= Task prompt =
Each line that holds the word "httpPath" is to be identified and copied.

** start **

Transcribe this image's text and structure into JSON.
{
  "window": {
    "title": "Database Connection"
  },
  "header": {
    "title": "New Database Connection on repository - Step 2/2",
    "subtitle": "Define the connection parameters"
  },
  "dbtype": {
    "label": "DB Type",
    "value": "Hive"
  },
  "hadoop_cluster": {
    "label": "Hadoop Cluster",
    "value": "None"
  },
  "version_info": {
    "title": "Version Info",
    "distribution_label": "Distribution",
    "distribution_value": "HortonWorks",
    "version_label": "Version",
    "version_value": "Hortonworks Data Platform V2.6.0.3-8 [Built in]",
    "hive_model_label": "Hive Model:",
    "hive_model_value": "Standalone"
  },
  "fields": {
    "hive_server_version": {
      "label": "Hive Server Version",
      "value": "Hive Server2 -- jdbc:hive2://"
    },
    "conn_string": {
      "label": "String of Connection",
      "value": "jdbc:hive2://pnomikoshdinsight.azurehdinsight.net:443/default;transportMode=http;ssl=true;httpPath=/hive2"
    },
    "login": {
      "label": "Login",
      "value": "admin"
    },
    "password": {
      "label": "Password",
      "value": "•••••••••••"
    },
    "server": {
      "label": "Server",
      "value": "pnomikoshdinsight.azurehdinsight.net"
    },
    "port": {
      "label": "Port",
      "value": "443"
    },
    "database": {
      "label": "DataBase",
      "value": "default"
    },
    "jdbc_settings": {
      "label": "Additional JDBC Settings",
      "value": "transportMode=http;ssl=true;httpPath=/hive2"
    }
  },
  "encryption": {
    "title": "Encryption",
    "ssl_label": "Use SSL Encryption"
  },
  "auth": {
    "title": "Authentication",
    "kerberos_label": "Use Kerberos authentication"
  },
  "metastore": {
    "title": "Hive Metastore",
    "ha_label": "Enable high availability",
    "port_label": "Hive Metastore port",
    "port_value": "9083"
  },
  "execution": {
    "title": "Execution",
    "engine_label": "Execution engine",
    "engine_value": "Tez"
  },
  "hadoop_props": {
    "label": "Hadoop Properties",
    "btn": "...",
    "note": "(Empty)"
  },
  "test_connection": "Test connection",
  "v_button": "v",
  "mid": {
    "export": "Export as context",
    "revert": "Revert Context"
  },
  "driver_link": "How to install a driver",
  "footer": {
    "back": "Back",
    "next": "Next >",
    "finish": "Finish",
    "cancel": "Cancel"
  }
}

** end **

= Result for this exercise =
      "value": "jdbc:hive2://pnomikoshdinsight.azurehdinsight.net:443/default;transportMode=http;ssl=true;httpPath=/hive2"
      "value": "transportMode=http;ssl=true;httpPath=/hive2"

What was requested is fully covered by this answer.